§ Direction
In the entries below, find the lines that contain the word "produtor" and copy them.
***** Exercise data *****
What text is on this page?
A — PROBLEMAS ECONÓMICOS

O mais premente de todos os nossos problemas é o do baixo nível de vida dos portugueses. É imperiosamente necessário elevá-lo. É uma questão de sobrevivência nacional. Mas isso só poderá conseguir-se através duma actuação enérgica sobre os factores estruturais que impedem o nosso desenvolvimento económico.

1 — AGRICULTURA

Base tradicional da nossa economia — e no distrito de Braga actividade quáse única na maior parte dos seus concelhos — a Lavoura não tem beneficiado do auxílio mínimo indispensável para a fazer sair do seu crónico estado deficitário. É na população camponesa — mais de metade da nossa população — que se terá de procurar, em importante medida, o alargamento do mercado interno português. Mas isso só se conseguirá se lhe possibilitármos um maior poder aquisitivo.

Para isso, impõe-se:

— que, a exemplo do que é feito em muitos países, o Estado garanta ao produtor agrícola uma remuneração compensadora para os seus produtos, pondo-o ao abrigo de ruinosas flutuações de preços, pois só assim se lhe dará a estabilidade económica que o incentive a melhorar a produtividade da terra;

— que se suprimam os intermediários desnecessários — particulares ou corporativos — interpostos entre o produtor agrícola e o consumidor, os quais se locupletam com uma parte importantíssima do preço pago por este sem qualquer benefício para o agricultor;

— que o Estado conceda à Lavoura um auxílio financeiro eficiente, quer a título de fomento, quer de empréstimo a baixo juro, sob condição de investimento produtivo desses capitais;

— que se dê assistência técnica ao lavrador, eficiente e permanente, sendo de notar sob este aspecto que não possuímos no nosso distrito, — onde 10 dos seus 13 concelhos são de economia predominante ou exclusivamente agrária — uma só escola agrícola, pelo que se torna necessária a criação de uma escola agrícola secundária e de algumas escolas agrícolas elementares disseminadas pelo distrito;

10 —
*****
§ The solution
— que, a exemplo do que é feito em muitos países, o Estado garanta ao produtor agrícola uma remuneração compensadora para os seus produtos, pondo-o ao abrigo de ruinosas flutuações de preços, pois só assim se lhe dará a estabilidade económica que o incentive a melhorar a produtividade da terra;
— que se suprimam os intermediários desnecessários — particulares ou corporativos — interpostos entre o produtor agrícola e o consumidor, os quais se locupletam com uma parte importantíssima do preço pago por este sem qualquer benefício para o agricultor;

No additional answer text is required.